• _Written task_
Leave out the pictures and copy everything else in the entries exactly.
== Source records ==
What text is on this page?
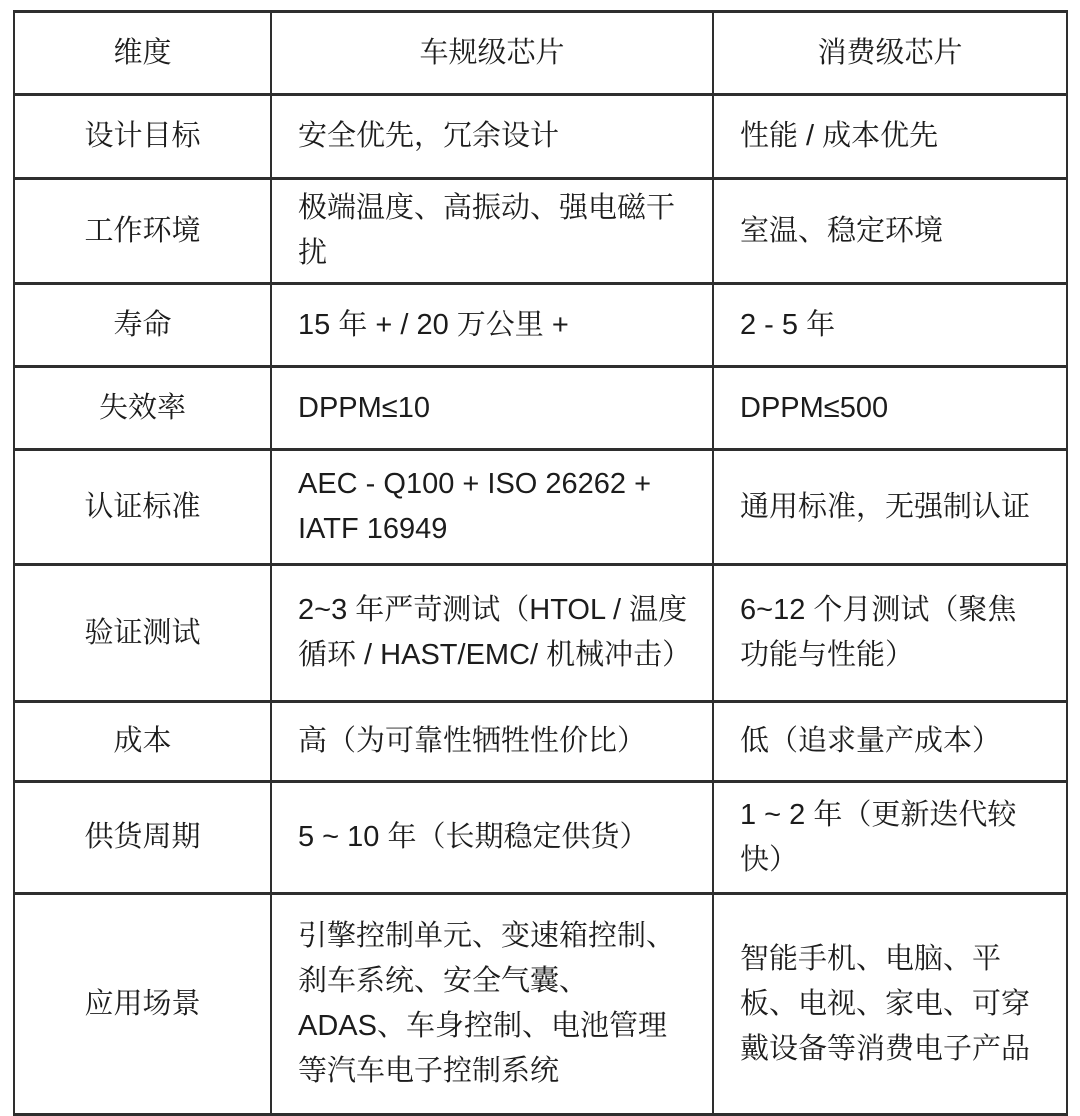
维度	车规级芯片	消费级芯片
设计目标	安全优先，冗余设计	性能 / 成本优先
工作环境	极端温度、高振动、强电磁干扰	室温、稳定环境
寿命	15 年 + / 20 万公里 +	2 - 5 年
失效率	DPPM≤10	DPPM≤500
认证标准	AEC - Q100 + ISO 26262 + IATF 16949	通用标准，无强制认证
验证测试	2~3 年严苛测试（HTOL / 温度循环 / HAST/EMC/ 机械冲击）	6~12 个月测试（聚焦功能与性能）
成本	高（为可靠性牺牲性价比）	低（追求量产成本）
供货周期	5 ~ 10 年（长期稳定供货）	1 ~ 2 年（更新迭代较快）
应用场景	引擎控制单元、变速箱控制、刹车系统、安全气囊、ADAS、车身控制、电池管理等汽车电子控制系统	智能手机、电脑、平板、电视、家电、可穿戴设备等消费电子产品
===
• _Result_
What text is on this page?
维度	车规级芯片	消费级芯片
设计目标	安全优先，冗余设计	性能 / 成本优先
工作环境	极端温度、高振动、强电磁干扰	室温、稳定环境
寿命	15 年 + / 20 万公里 +	2 - 5 年
失效率	DPPM≤10	DPPM≤500
认证标准	AEC - Q100 + ISO 26262 + IATF 16949	通用标准，无强制认证
验证测试	2~3 年严苛测试（HTOL / 温度循环 / HAST/EMC/ 机械冲击）	6~12 个月测试（聚焦功能与性能）
成本	高（为可靠性牺牲性价比）	低（追求量产成本）
供货周期	5 ~ 10 年（长期稳定供货）	1 ~ 2 年（更新迭代较快）
应用场景	引擎控制单元、变速箱控制、刹车系统、安全气囊、ADAS、车身控制、电池管理等汽车电子控制系统	智能手机、电脑、平板、电视、家电、可穿戴设备等消费电子产品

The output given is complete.